**RAW RECORDS:**
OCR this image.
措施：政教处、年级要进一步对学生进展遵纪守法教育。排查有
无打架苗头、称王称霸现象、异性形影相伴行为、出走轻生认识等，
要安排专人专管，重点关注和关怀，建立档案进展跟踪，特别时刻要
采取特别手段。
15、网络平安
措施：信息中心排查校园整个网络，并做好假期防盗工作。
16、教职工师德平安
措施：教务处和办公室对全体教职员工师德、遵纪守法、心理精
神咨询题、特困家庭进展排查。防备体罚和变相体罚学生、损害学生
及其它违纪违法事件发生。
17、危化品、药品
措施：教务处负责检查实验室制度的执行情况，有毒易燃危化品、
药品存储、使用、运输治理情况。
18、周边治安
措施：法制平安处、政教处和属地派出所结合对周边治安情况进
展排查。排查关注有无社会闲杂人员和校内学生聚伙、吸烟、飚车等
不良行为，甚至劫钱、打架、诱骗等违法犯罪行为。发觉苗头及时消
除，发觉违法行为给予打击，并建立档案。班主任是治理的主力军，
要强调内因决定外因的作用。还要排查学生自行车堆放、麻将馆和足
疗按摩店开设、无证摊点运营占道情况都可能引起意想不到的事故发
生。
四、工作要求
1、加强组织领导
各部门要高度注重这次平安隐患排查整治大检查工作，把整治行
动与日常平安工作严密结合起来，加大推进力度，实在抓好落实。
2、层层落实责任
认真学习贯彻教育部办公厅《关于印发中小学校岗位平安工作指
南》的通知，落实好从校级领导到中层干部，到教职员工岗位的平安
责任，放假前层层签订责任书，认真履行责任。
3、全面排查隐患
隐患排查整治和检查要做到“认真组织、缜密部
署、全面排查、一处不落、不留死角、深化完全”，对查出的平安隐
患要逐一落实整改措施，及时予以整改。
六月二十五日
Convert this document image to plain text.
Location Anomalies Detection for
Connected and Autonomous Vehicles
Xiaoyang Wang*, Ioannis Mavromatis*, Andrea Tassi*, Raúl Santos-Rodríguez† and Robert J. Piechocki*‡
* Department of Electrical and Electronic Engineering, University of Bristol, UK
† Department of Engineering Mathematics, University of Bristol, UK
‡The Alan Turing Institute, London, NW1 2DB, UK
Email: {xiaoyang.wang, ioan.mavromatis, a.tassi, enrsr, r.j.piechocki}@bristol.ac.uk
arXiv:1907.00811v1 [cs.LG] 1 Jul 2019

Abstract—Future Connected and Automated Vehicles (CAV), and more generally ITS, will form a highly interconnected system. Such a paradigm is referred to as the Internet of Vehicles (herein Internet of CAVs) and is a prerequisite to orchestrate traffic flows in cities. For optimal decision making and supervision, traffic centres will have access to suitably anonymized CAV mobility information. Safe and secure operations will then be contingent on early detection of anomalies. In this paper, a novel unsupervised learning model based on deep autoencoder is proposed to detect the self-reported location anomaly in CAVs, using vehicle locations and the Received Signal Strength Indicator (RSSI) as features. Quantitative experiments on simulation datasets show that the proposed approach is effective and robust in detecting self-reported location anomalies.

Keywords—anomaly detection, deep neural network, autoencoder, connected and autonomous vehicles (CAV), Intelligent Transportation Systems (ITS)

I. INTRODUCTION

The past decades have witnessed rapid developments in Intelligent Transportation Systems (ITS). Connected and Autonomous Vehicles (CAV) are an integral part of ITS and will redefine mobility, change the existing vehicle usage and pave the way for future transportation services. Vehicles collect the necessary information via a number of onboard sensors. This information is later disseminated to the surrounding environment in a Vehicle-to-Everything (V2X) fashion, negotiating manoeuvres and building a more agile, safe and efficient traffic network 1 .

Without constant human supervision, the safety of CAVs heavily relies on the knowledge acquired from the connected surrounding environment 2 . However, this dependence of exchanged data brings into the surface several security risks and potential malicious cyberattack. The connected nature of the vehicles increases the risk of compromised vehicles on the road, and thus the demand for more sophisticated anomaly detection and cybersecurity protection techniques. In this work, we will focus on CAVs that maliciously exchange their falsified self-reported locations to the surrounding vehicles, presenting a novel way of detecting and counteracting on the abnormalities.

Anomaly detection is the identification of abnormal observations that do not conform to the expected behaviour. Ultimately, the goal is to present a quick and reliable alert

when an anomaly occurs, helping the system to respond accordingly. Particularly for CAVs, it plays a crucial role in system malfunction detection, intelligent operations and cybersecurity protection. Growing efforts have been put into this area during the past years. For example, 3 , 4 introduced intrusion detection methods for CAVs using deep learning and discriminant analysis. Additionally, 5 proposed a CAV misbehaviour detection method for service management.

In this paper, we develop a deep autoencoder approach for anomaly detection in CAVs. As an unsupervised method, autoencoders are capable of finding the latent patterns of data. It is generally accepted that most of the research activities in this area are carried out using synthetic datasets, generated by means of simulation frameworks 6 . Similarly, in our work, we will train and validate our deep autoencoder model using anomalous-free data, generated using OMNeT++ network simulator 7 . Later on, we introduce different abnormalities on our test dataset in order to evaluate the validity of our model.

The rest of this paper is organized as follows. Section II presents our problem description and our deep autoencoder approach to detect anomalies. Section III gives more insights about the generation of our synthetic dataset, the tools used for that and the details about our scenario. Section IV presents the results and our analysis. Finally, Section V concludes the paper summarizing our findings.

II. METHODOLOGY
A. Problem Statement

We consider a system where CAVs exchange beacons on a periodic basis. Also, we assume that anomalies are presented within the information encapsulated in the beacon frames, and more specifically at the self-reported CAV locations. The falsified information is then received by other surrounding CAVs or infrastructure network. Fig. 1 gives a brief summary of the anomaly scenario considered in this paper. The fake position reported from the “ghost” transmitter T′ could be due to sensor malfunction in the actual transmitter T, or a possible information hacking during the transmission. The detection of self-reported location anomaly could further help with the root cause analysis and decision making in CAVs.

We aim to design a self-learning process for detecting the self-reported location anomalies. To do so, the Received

**WORK TO BE COMPLETED:**
Retype the data exactly as given.

**EXPECTED OUTPUT:**
OCR this image.
措施：政教处、年级要进一步对学生进展遵纪守法教育。排查有
无打架苗头、称王称霸现象、异性形影相伴行为、出走轻生认识等，
要安排专人专管，重点关注和关怀，建立档案进展跟踪，特别时刻要
采取特别手段。
15、网络平安
措施：信息中心排查校园整个网络，并做好假期防盗工作。
16、教职工师德平安
措施：教务处和办公室对全体教职员工师德、遵纪守法、心理精
神咨询题、特困家庭进展排查。防备体罚和变相体罚学生、损害学生
及其它违纪违法事件发生。
17、危化品、药品
措施：教务处负责检查实验室制度的执行情况，有毒易燃危化品、
药品存储、使用、运输治理情况。
18、周边治安
措施：法制平安处、政教处和属地派出所结合对周边治安情况进
展排查。排查关注有无社会闲杂人员和校内学生聚伙、吸烟、飚车等
不良行为，甚至劫钱、打架、诱骗等违法犯罪行为。发觉苗头及时消
除，发觉违法行为给予打击，并建立档案。班主任是治理的主力军，
要强调内因决定外因的作用。还要排查学生自行车堆放、麻将馆和足
疗按摩店开设、无证摊点运营占道情况都可能引起意想不到的事故发
生。
四、工作要求
1、加强组织领导
各部门要高度注重这次平安隐患排查整治大检查工作，把整治行
动与日常平安工作严密结合起来，加大推进力度，实在抓好落实。
2、层层落实责任
认真学习贯彻教育部办公厅《关于印发中小学校岗位平安工作指
南》的通知，落实好从校级领导到中层干部，到教职员工岗位的平安
责任，放假前层层签订责任书，认真履行责任。
3、全面排查隐患
隐患排查整治和检查要做到“认真组织、缜密部
署、全面排查、一处不落、不留死角、深化完全”，对查出的平安隐
患要逐一落实整改措施，及时予以整改。
六月二十五日
Convert this document image to plain text.
Location Anomalies Detection for
Connected and Autonomous Vehicles
Xiaoyang Wang*, Ioannis Mavromatis*, Andrea Tassi*, Raúl Santos-Rodríguez† and Robert J. Piechocki*‡
* Department of Electrical and Electronic Engineering, University of Bristol, UK
† Department of Engineering Mathematics, University of Bristol, UK
‡The Alan Turing Institute, London, NW1 2DB, UK
Email: {xiaoyang.wang, ioan.mavromatis, a.tassi, enrsr, r.j.piechocki}@bristol.ac.uk
arXiv:1907.00811v1 [cs.LG] 1 Jul 2019

Abstract—Future Connected and Automated Vehicles (CAV), and more generally ITS, will form a highly interconnected system. Such a paradigm is referred to as the Internet of Vehicles (herein Internet of CAVs) and is a prerequisite to orchestrate traffic flows in cities. For optimal decision making and supervision, traffic centres will have access to suitably anonymized CAV mobility information. Safe and secure operations will then be contingent on early detection of anomalies. In this paper, a novel unsupervised learning model based on deep autoencoder is proposed to detect the self-reported location anomaly in CAVs, using vehicle locations and the Received Signal Strength Indicator (RSSI) as features. Quantitative experiments on simulation datasets show that the proposed approach is effective and robust in detecting self-reported location anomalies.

Keywords—anomaly detection, deep neural network, autoencoder, connected and autonomous vehicles (CAV), Intelligent Transportation Systems (ITS)

I. INTRODUCTION

The past decades have witnessed rapid developments in Intelligent Transportation Systems (ITS). Connected and Autonomous Vehicles (CAV) are an integral part of ITS and will redefine mobility, change the existing vehicle usage and pave the way for future transportation services. Vehicles collect the necessary information via a number of onboard sensors. This information is later disseminated to the surrounding environment in a Vehicle-to-Everything (V2X) fashion, negotiating manoeuvres and building a more agile, safe and efficient traffic network 1 .

Without constant human supervision, the safety of CAVs heavily relies on the knowledge acquired from the connected surrounding environment 2 . However, this dependence of exchanged data brings into the surface several security risks and potential malicious cyberattack. The connected nature of the vehicles increases the risk of compromised vehicles on the road, and thus the demand for more sophisticated anomaly detection and cybersecurity protection techniques. In this work, we will focus on CAVs that maliciously exchange their falsified self-reported locations to the surrounding vehicles, presenting a novel way of detecting and counteracting on the abnormalities.

Anomaly detection is the identification of abnormal observations that do not conform to the expected behaviour. Ultimately, the goal is to present a quick and reliable alert

when an anomaly occurs, helping the system to respond accordingly. Particularly for CAVs, it plays a crucial role in system malfunction detection, intelligent operations and cybersecurity protection. Growing efforts have been put into this area during the past years. For example, 3 , 4 introduced intrusion detection methods for CAVs using deep learning and discriminant analysis. Additionally, 5 proposed a CAV misbehaviour detection method for service management.

In this paper, we develop a deep autoencoder approach for anomaly detection in CAVs. As an unsupervised method, autoencoders are capable of finding the latent patterns of data. It is generally accepted that most of the research activities in this area are carried out using synthetic datasets, generated by means of simulation frameworks 6 . Similarly, in our work, we will train and validate our deep autoencoder model using anomalous-free data, generated using OMNeT++ network simulator 7 . Later on, we introduce different abnormalities on our test dataset in order to evaluate the validity of our model.

The rest of this paper is organized as follows. Section II presents our problem description and our deep autoencoder approach to detect anomalies. Section III gives more insights about the generation of our synthetic dataset, the tools used for that and the details about our scenario. Section IV presents the results and our analysis. Finally, Section V concludes the paper summarizing our findings.

II. METHODOLOGY
A. Problem Statement

We consider a system where CAVs exchange beacons on a periodic basis. Also, we assume that anomalies are presented within the information encapsulated in the beacon frames, and more specifically at the self-reported CAV locations. The falsified information is then received by other surrounding CAVs or infrastructure network. Fig. 1 gives a brief summary of the anomaly scenario considered in this paper. The fake position reported from the “ghost” transmitter T′ could be due to sensor malfunction in the actual transmitter T, or a possible information hacking during the transmission. The detection of self-reported location anomaly could further help with the root cause analysis and decision making in CAVs.

We aim to design a self-learning process for detecting the self-reported location anomalies. To do so, the Received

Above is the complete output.